— What to do —
Quote, verbatim, all material below, without pictures.

— Data lines —
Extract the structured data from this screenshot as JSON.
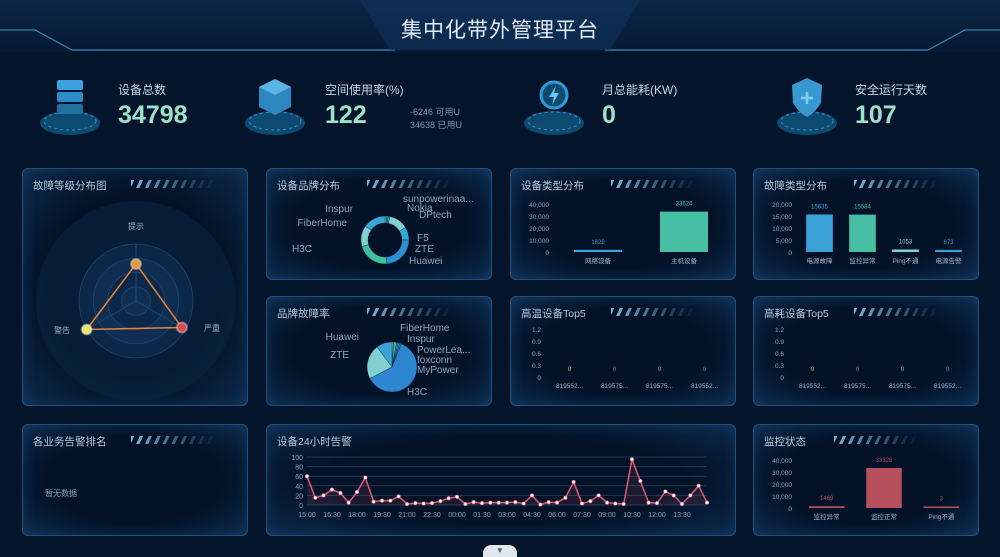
{
  "header": {
    "title": "集中化带外管理平台"
  },
  "stats": [
    {
      "label": "设备总数",
      "value": "34798",
      "icon": "server-icon"
    },
    {
      "label": "空间使用率(%)",
      "value": "122",
      "icon": "cube-icon",
      "sub": [
        "-6246 可用U",
        "34638 已用U"
      ]
    },
    {
      "label": "月总能耗(KW)",
      "value": "0",
      "icon": "power-icon"
    },
    {
      "label": "安全运行天数",
      "value": "107",
      "icon": "shield-icon"
    }
  ],
  "panels": {
    "fault_level": {
      "title": "故障等级分布图"
    },
    "brand_dist": {
      "title": "设备品牌分布"
    },
    "type_dist": {
      "title": "设备类型分布"
    },
    "fault_type": {
      "title": "故障类型分布"
    },
    "brand_fault": {
      "title": "品牌故障率"
    },
    "high_temp": {
      "title": "高温设备Top5"
    },
    "high_power": {
      "title": "高耗设备Top5"
    },
    "biz_alarm": {
      "title": "各业务告警排名",
      "empty": "暂无数据"
    },
    "alarm24": {
      "title": "设备24小时告警"
    },
    "monitor": {
      "title": "监控状态"
    }
  },
  "chart_data": [
    {
      "id": "fault_level",
      "type": "radar",
      "indicators": [
        "提示",
        "警告",
        "严重"
      ],
      "values": [
        65,
        100,
        93
      ],
      "max": 100,
      "colors": [
        "#e8963a",
        "#e6e46a",
        "#d9494a"
      ]
    },
    {
      "id": "brand_dist",
      "type": "pie",
      "donut": true,
      "categories": [
        "sunpowerinaa...",
        "Nokia",
        "DPtech",
        "F5",
        "ZTE",
        "Huawei",
        "H3C",
        "FiberHome",
        "Inspur"
      ],
      "values": [
        1,
        1,
        1,
        12,
        8,
        22,
        20,
        13,
        14
      ],
      "colors": [
        "#5fc9c0",
        "#3fb88e",
        "#3aa2d6",
        "#7fd0cf",
        "#36a8d8",
        "#2d8fd0",
        "#3fbf9a",
        "#7fd0cf",
        "#3aa2d6"
      ]
    },
    {
      "id": "type_dist",
      "type": "bar",
      "categories": [
        "网络设备",
        "主机设备"
      ],
      "values": [
        1829,
        33624
      ],
      "ylim": [
        0,
        40000
      ],
      "ticks": [
        "0",
        "10,000",
        "20,000",
        "30,000",
        "40,000"
      ],
      "colors": [
        "#3aa2d6",
        "#47bfa3"
      ]
    },
    {
      "id": "fault_type",
      "type": "bar",
      "categories": [
        "电源故障",
        "监控异常",
        "Ping不通",
        "电源告警"
      ],
      "values": [
        15635,
        15584,
        1053,
        873
      ],
      "ylim": [
        0,
        20000
      ],
      "ticks": [
        "0",
        "5,000",
        "10,000",
        "15,000",
        "20,000"
      ],
      "colors": [
        "#3aa2d6",
        "#47bfa3",
        "#7fd0cf",
        "#3aa2d6"
      ]
    },
    {
      "id": "brand_fault",
      "type": "pie",
      "donut": false,
      "categories": [
        "FiberHome",
        "Inspur",
        "PowerLea...",
        "foxconn",
        "MyPower",
        "H3C",
        "ZTE",
        "Huawei"
      ],
      "values": [
        1,
        2,
        1,
        1,
        1,
        60,
        22,
        10
      ],
      "colors": [
        "#5fc9c0",
        "#3fb88e",
        "#2d8fd0",
        "#3aa2d6",
        "#2f7fc9",
        "#2f86d0",
        "#7fd0cf",
        "#3aa2d6"
      ]
    },
    {
      "id": "high_temp",
      "type": "bar",
      "categories": [
        "819552...",
        "819575...",
        "819575...",
        "819552..."
      ],
      "values": [
        0,
        0,
        0,
        0
      ],
      "ylim": [
        0,
        1.2
      ],
      "ticks": [
        "0",
        "0.3",
        "0.6",
        "0.9",
        "1.2"
      ],
      "colors": [
        "#d8d36a",
        "#d26a7c",
        "#6fcfc0",
        "#3aa2d6"
      ]
    },
    {
      "id": "high_power",
      "type": "bar",
      "categories": [
        "819552...",
        "819575...",
        "819575...",
        "819552..."
      ],
      "values": [
        0,
        0,
        0,
        0
      ],
      "ylim": [
        0,
        1.2
      ],
      "ticks": [
        "0",
        "0.3",
        "0.6",
        "0.9",
        "1.2"
      ],
      "colors": [
        "#d8d36a",
        "#d26a7c",
        "#6fcfc0",
        "#3aa2d6"
      ]
    },
    {
      "id": "alarm24",
      "type": "line",
      "x": [
        "15:00",
        "15:30",
        "16:00",
        "16:30",
        "17:00",
        "17:30",
        "18:00",
        "18:30",
        "19:00",
        "19:30",
        "20:00",
        "20:30",
        "21:00",
        "21:30",
        "22:00",
        "22:30",
        "23:00",
        "23:30",
        "00:00",
        "00:30",
        "01:00",
        "01:30",
        "02:00",
        "02:30",
        "03:00",
        "03:30",
        "04:00",
        "04:30",
        "05:00",
        "05:30",
        "06:00",
        "06:30",
        "07:00",
        "07:30",
        "08:00",
        "08:30",
        "09:00",
        "09:30",
        "10:00",
        "10:30",
        "11:00",
        "11:30",
        "12:00",
        "12:30",
        "13:00",
        "13:30",
        "14:00",
        "14:30",
        "15:00"
      ],
      "values": [
        60,
        15,
        20,
        32,
        25,
        5,
        27,
        57,
        7,
        9,
        9,
        18,
        2,
        4,
        3,
        4,
        8,
        14,
        17,
        2,
        6,
        4,
        5,
        5,
        5,
        6,
        3,
        20,
        1,
        6,
        5,
        15,
        48,
        3,
        8,
        20,
        5,
        3,
        2,
        95,
        50,
        5,
        4,
        28,
        20,
        2,
        20,
        40,
        5
      ],
      "xticks": [
        "15:00",
        "16:30",
        "18:00",
        "19:30",
        "21:00",
        "22:30",
        "00:00",
        "01:30",
        "03:00",
        "04:30",
        "06:00",
        "07:30",
        "09:00",
        "10:30",
        "12:00",
        "13:30"
      ],
      "ylim": [
        0,
        100
      ],
      "ticks": [
        "0",
        "20",
        "40",
        "60",
        "80",
        "100"
      ],
      "color": "#e05a74"
    },
    {
      "id": "monitor",
      "type": "bar",
      "categories": [
        "监控异常",
        "监控正常",
        "Ping不通"
      ],
      "values": [
        1469,
        33326,
        3
      ],
      "ylim": [
        0,
        40000
      ],
      "ticks": [
        "0",
        "10,000",
        "20,000",
        "30,000",
        "40,000"
      ],
      "colors": [
        "#b5505c",
        "#b5505c",
        "#b5505c"
      ]
    }
  ]
}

— Full output —
Extract the structured data from this screenshot as JSON.
{
  "header": {
    "title": "集中化带外管理平台"
  },
  "stats": [
    {
      "label": "设备总数",
      "value": "34798",
      "icon": "server-icon"
    },
    {
      "label": "空间使用率(%)",
      "value": "122",
      "icon": "cube-icon",
      "sub": [
        "-6246 可用U",
        "34638 已用U"
      ]
    },
    {
      "label": "月总能耗(KW)",
      "value": "0",
      "icon": "power-icon"
    },
    {
      "label": "安全运行天数",
      "value": "107",
      "icon": "shield-icon"
    }
  ],
  "panels": {
    "fault_level": {
      "title": "故障等级分布图"
    },
    "brand_dist": {
      "title": "设备品牌分布"
    },
    "type_dist": {
      "title": "设备类型分布"
    },
    "fault_type": {
      "title": "故障类型分布"
    },
    "brand_fault": {
      "title": "品牌故障率"
    },
    "high_temp": {
      "title": "高温设备Top5"
    },
    "high_power": {
      "title": "高耗设备Top5"
    },
    "biz_alarm": {
      "title": "各业务告警排名",
      "empty": "暂无数据"
    },
    "alarm24": {
      "title": "设备24小时告警"
    },
    "monitor": {
      "title": "监控状态"
    }
  },
  "chart_data": [
    {
      "id": "fault_level",
      "type": "radar",
      "indicators": [
        "提示",
        "警告",
        "严重"
      ],
      "values": [
        65,
        100,
        93
      ],
      "max": 100,
      "colors": [
        "#e8963a",
        "#e6e46a",
        "#d9494a"
      ]
    },
    {
      "id": "brand_dist",
      "type": "pie",
      "donut": true,
      "categories": [
        "sunpowerinaa...",
        "Nokia",
        "DPtech",
        "F5",
        "ZTE",
        "Huawei",
        "H3C",
        "FiberHome",
        "Inspur"
      ],
      "values": [
        1,
        1,
        1,
        12,
        8,
        22,
        20,
        13,
        14
      ],
      "colors": [
        "#5fc9c0",
        "#3fb88e",
        "#3aa2d6",
        "#7fd0cf",
        "#36a8d8",
        "#2d8fd0",
        "#3fbf9a",
        "#7fd0cf",
        "#3aa2d6"
      ]
    },
    {
      "id": "type_dist",
      "type": "bar",
      "categories": [
        "网络设备",
        "主机设备"
      ],
      "values": [
        1829,
        33624
      ],
      "ylim": [
        0,
        40000
      ],
      "ticks": [
        "0",
        "10,000",
        "20,000",
        "30,000",
        "40,000"
      ],
      "colors": [
        "#3aa2d6",
        "#47bfa3"
      ]
    },
    {
      "id": "fault_type",
      "type": "bar",
      "categories": [
        "电源故障",
        "监控异常",
        "Ping不通",
        "电源告警"
      ],
      "values": [
        15635,
        15584,
        1053,
        873
      ],
      "ylim": [
        0,
        20000
      ],
      "ticks": [
        "0",
        "5,000",
        "10,000",
        "15,000",
        "20,000"
      ],
      "colors": [
        "#3aa2d6",
        "#47bfa3",
        "#7fd0cf",
        "#3aa2d6"
      ]
    },
    {
      "id": "brand_fault",
      "type": "pie",
      "donut": false,
      "categories": [
        "FiberHome",
        "Inspur",
        "PowerLea...",
        "foxconn",
        "MyPower",
        "H3C",
        "ZTE",
        "Huawei"
      ],
      "values": [
        1,
        2,
        1,
        1,
        1,
        60,
        22,
        10
      ],
      "colors": [
        "#5fc9c0",
        "#3fb88e",
        "#2d8fd0",
        "#3aa2d6",
        "#2f7fc9",
        "#2f86d0",
        "#7fd0cf",
        "#3aa2d6"
      ]
    },
    {
      "id": "high_temp",
      "type": "bar",
      "categories": [
        "819552...",
        "819575...",
        "819575...",
        "819552..."
      ],
      "values": [
        0,
        0,
        0,
        0
      ],
      "ylim": [
        0,
        1.2
      ],
      "ticks": [
        "0",
        "0.3",
        "0.6",
        "0.9",
        "1.2"
      ],
      "colors": [
        "#d8d36a",
        "#d26a7c",
        "#6fcfc0",
        "#3aa2d6"
      ]
    },
    {
      "id": "high_power",
      "type": "bar",
      "categories": [
        "819552...",
        "819575...",
        "819575...",
        "819552..."
      ],
      "values": [
        0,
        0,
        0,
        0
      ],
      "ylim": [
        0,
        1.2
      ],
      "ticks": [
        "0",
        "0.3",
        "0.6",
        "0.9",
        "1.2"
      ],
      "colors": [
        "#d8d36a",
        "#d26a7c",
        "#6fcfc0",
        "#3aa2d6"
      ]
    },
    {
      "id": "alarm24",
      "type": "line",
      "x": [
        "15:00",
        "15:30",
        "16:00",
        "16:30",
        "17:00",
        "17:30",
        "18:00",
        "18:30",
        "19:00",
        "19:30",
        "20:00",
        "20:30",
        "21:00",
        "21:30",
        "22:00",
        "22:30",
        "23:00",
        "23:30",
        "00:00",
        "00:30",
        "01:00",
        "01:30",
        "02:00",
        "02:30",
        "03:00",
        "03:30",
        "04:00",
        "04:30",
        "05:00",
        "05:30",
        "06:00",
        "06:30",
        "07:00",
        "07:30",
        "08:00",
        "08:30",
        "09:00",
        "09:30",
        "10:00",
        "10:30",
        "11:00",
        "11:30",
        "12:00",
        "12:30",
        "13:00",
        "13:30",
        "14:00",
        "14:30",
        "15:00"
      ],
      "values": [
        60,
        15,
        20,
        32,
        25,
        5,
        27,
        57,
        7,
        9,
        9,
        18,
        2,
        4,
        3,
        4,
        8,
        14,
        17,
        2,
        6,
        4,
        5,
        5,
        5,
        6,
        3,
        20,
        1,
        6,
        5,
        15,
        48,
        3,
        8,
        20,
        5,
        3,
        2,
        95,
        50,
        5,
        4,
        28,
        20,
        2,
        20,
        40,
        5
      ],
      "xticks": [
        "15:00",
        "16:30",
        "18:00",
        "19:30",
        "21:00",
        "22:30",
        "00:00",
        "01:30",
        "03:00",
        "04:30",
        "06:00",
        "07:30",
        "09:00",
        "10:30",
        "12:00",
        "13:30"
      ],
      "ylim": [
        0,
        100
      ],
      "ticks": [
        "0",
        "20",
        "40",
        "60",
        "80",
        "100"
      ],
      "color": "#e05a74"
    },
    {
      "id": "monitor",
      "type": "bar",
      "categories": [
        "监控异常",
        "监控正常",
        "Ping不通"
      ],
      "values": [
        1469,
        33326,
        3
      ],
      "ylim": [
        0,
        40000
      ],
      "ticks": [
        "0",
        "10,000",
        "20,000",
        "30,000",
        "40,000"
      ],
      "colors": [
        "#b5505c",
        "#b5505c",
        "#b5505c"
      ]
    }
  ]
}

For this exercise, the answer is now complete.